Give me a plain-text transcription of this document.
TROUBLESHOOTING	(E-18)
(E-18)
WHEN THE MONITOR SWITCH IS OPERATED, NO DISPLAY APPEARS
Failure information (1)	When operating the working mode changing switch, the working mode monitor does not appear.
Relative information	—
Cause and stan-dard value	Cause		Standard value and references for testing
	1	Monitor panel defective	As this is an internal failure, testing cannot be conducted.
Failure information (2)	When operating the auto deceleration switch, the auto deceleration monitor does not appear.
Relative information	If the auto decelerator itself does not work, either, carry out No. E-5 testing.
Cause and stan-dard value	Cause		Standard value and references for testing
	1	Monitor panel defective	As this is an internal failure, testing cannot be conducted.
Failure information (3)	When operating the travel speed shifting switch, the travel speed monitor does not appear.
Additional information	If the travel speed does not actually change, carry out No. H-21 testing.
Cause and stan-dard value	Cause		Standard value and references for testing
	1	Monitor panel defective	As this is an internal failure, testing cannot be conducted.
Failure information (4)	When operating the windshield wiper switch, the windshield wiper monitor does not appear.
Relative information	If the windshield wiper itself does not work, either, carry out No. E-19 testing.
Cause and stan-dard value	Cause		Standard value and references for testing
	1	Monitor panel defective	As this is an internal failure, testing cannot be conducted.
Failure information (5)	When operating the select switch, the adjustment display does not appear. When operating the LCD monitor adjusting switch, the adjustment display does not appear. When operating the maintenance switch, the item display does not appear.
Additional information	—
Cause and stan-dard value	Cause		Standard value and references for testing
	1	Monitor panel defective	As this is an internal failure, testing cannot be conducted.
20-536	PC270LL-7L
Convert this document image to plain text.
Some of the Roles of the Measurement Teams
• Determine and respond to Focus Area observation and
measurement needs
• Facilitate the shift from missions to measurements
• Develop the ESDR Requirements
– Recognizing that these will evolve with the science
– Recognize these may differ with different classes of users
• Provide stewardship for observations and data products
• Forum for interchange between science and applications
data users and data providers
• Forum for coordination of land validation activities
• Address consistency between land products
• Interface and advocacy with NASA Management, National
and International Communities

-*-

__WHAT NEEDS TO BE DONE__.
Count each line of the entries that holds the word "plain", then state the total and nothing more.

__ANSWER TO THE EXERCISE__.
2